(Stored data entries)
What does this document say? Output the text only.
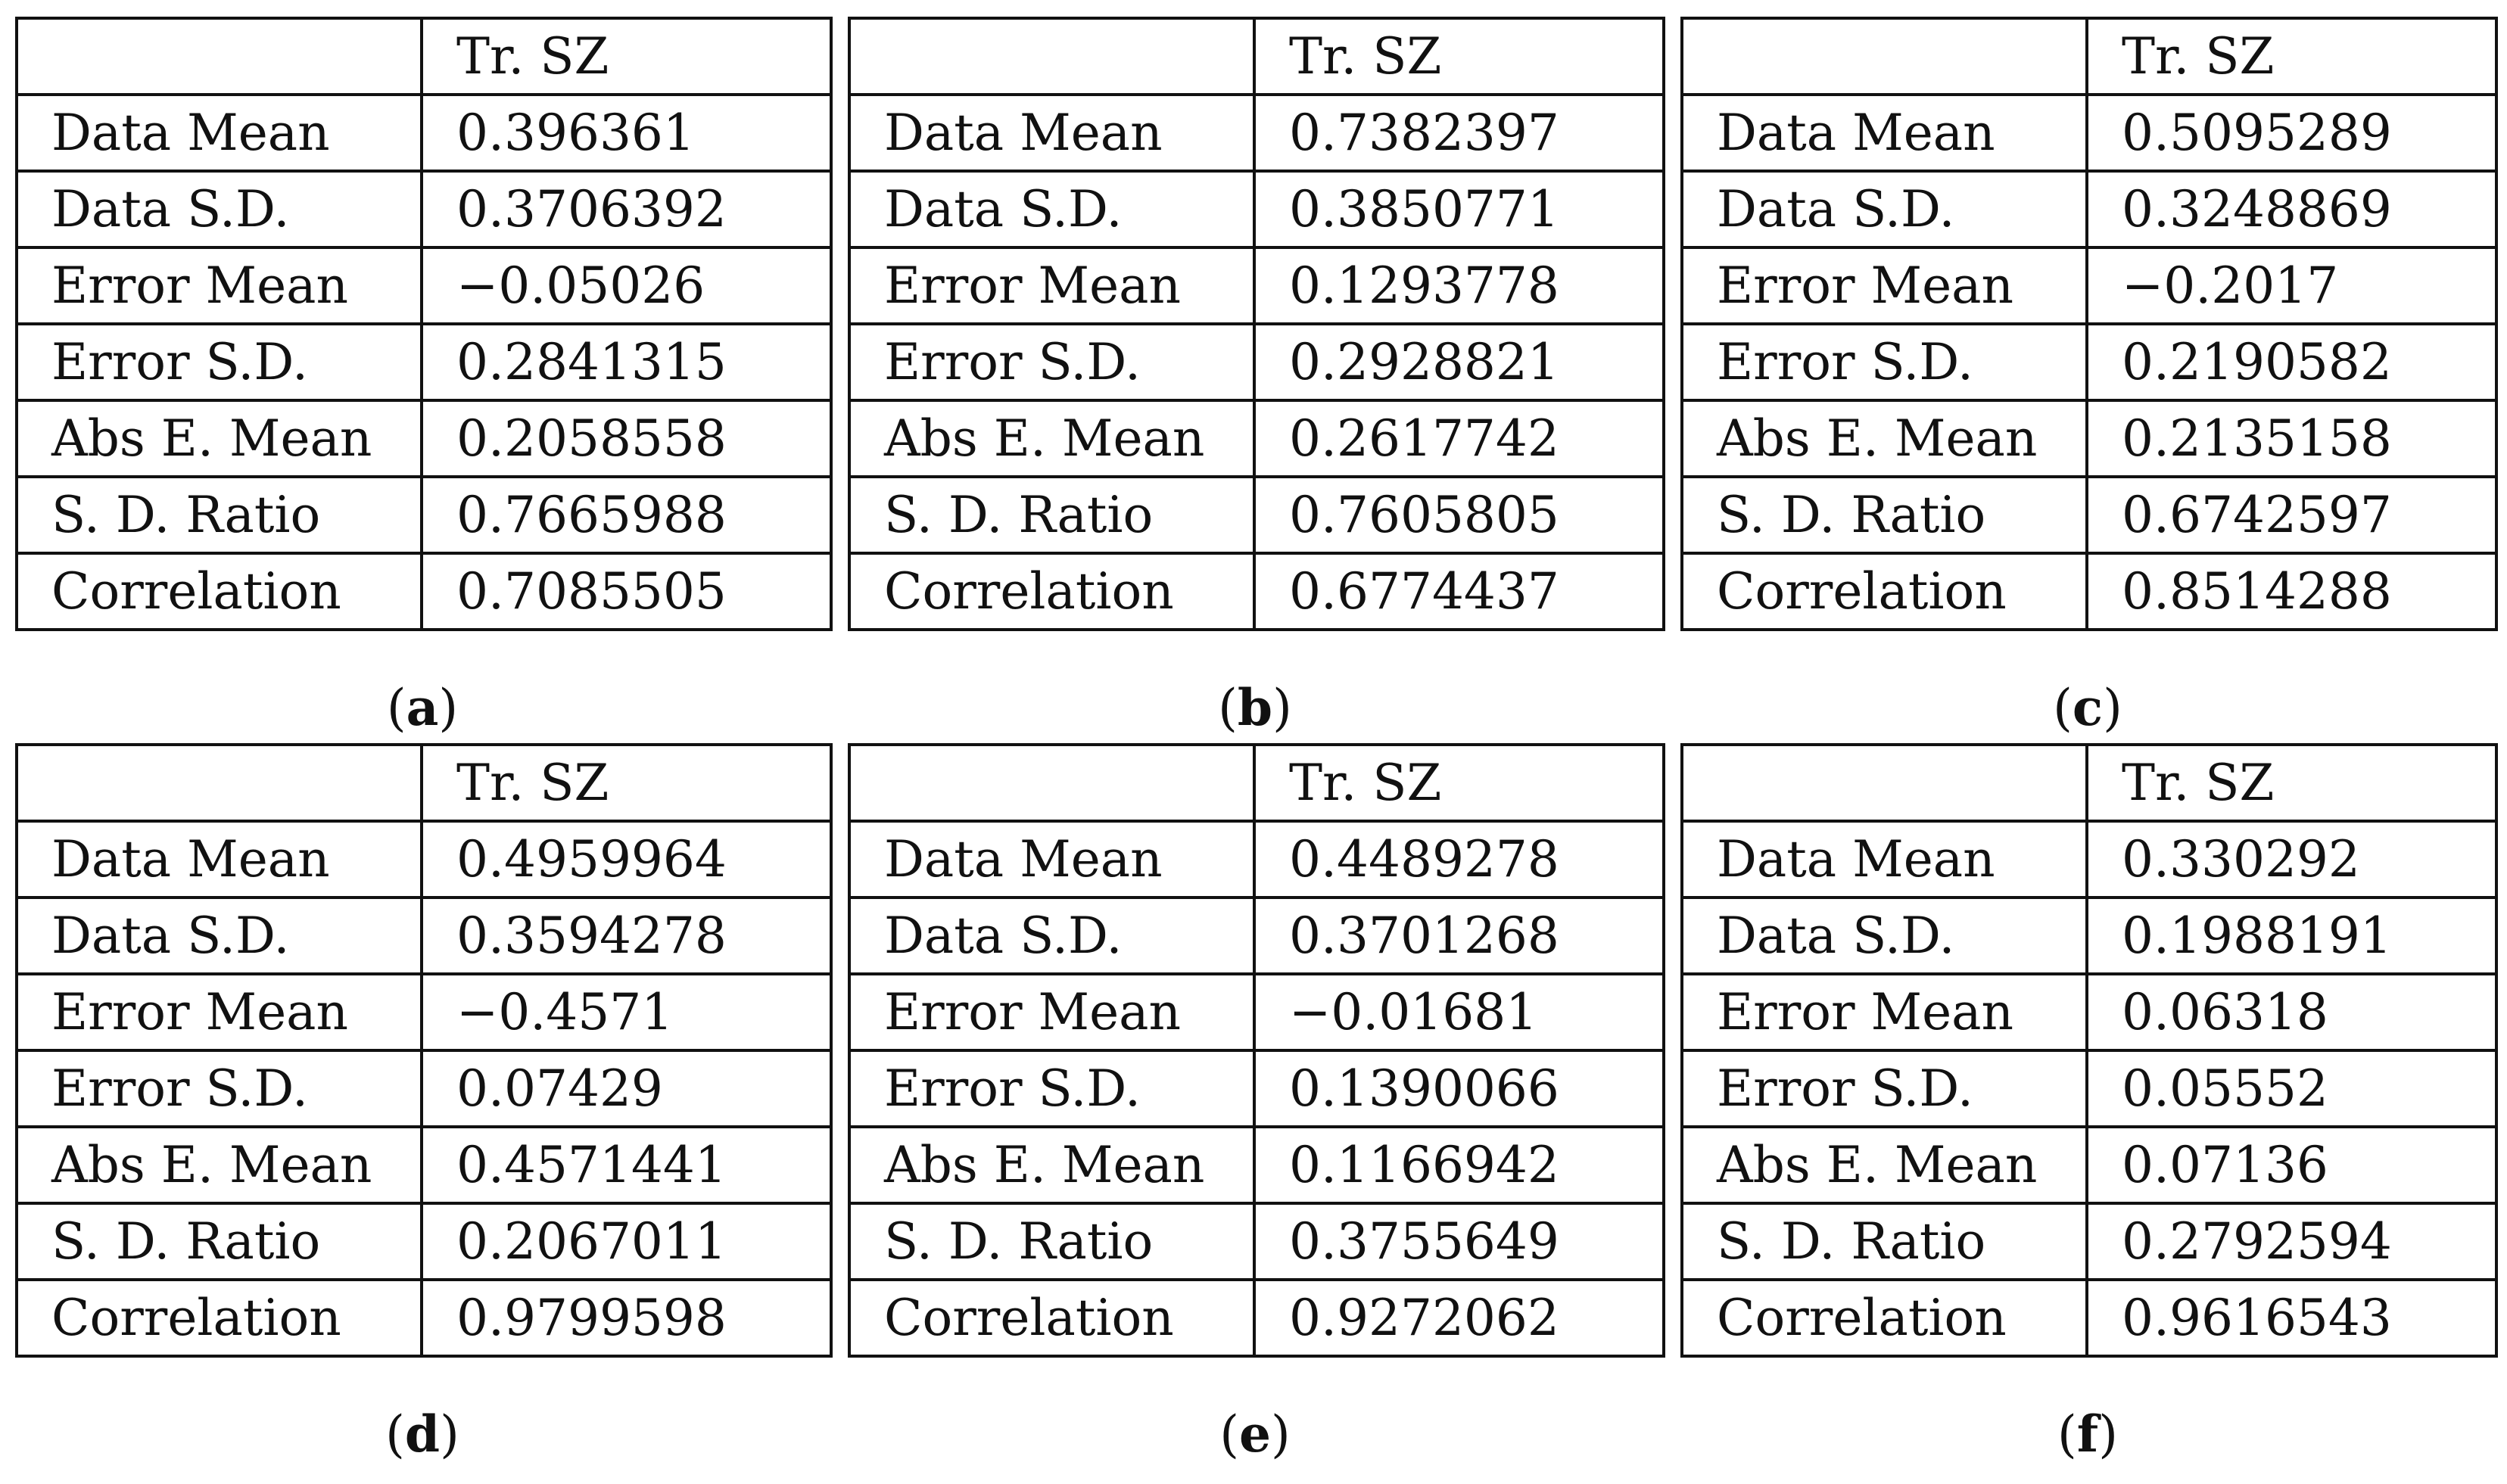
	Tr. SZ
Data Mean	0.396361
Data S.D.	0.3706392
Error Mean	−0.05026
Error S.D.	0.2841315
Abs E. Mean	0.2058558
S. D. Ratio	0.7665988
Correlation	0.7085505
(a)
	Tr. SZ
Data Mean	0.7382397
Data S.D.	0.3850771
Error Mean	0.1293778
Error S.D.	0.2928821
Abs E. Mean	0.2617742
S. D. Ratio	0.7605805
Correlation	0.6774437
(b)
	Tr. SZ
Data Mean	0.5095289
Data S.D.	0.3248869
Error Mean	−0.2017
Error S.D.	0.2190582
Abs E. Mean	0.2135158
S. D. Ratio	0.6742597
Correlation	0.8514288
(c)
	Tr. SZ
Data Mean	0.4959964
Data S.D.	0.3594278
Error Mean	−0.4571
Error S.D.	0.07429
Abs E. Mean	0.4571441
S. D. Ratio	0.2067011
Correlation	0.9799598
(d)
	Tr. SZ
Data Mean	0.4489278
Data S.D.	0.3701268
Error Mean	−0.01681
Error S.D.	0.1390066
Abs E. Mean	0.1166942
S. D. Ratio	0.3755649
Correlation	0.9272062
(e)
	Tr. SZ
Data Mean	0.330292
Data S.D.	0.1988191
Error Mean	0.06318
Error S.D.	0.05552
Abs E. Mean	0.07136
S. D. Ratio	0.2792594
Correlation	0.9616543
(f)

• _Exercise_
Your task is to reproduce all of the material exactly. The pictures stay out.

• _The response_
What does this document say? Output the text only.
	Tr. SZ
Data Mean	0.396361
Data S.D.	0.3706392
Error Mean	−0.05026
Error S.D.	0.2841315
Abs E. Mean	0.2058558
S. D. Ratio	0.7665988
Correlation	0.7085505
(a)
	Tr. SZ
Data Mean	0.7382397
Data S.D.	0.3850771
Error Mean	0.1293778
Error S.D.	0.2928821
Abs E. Mean	0.2617742
S. D. Ratio	0.7605805
Correlation	0.6774437
(b)
	Tr. SZ
Data Mean	0.5095289
Data S.D.	0.3248869
Error Mean	−0.2017
Error S.D.	0.2190582
Abs E. Mean	0.2135158
S. D. Ratio	0.6742597
Correlation	0.8514288
(c)
	Tr. SZ
Data Mean	0.4959964
Data S.D.	0.3594278
Error Mean	−0.4571
Error S.D.	0.07429
Abs E. Mean	0.4571441
S. D. Ratio	0.2067011
Correlation	0.9799598
(d)
	Tr. SZ
Data Mean	0.4489278
Data S.D.	0.3701268
Error Mean	−0.01681
Error S.D.	0.1390066
Abs E. Mean	0.1166942
S. D. Ratio	0.3755649
Correlation	0.9272062
(e)
	Tr. SZ
Data Mean	0.330292
Data S.D.	0.1988191
Error Mean	0.06318
Error S.D.	0.05552
Abs E. Mean	0.07136
S. D. Ratio	0.2792594
Correlation	0.9616543
(f)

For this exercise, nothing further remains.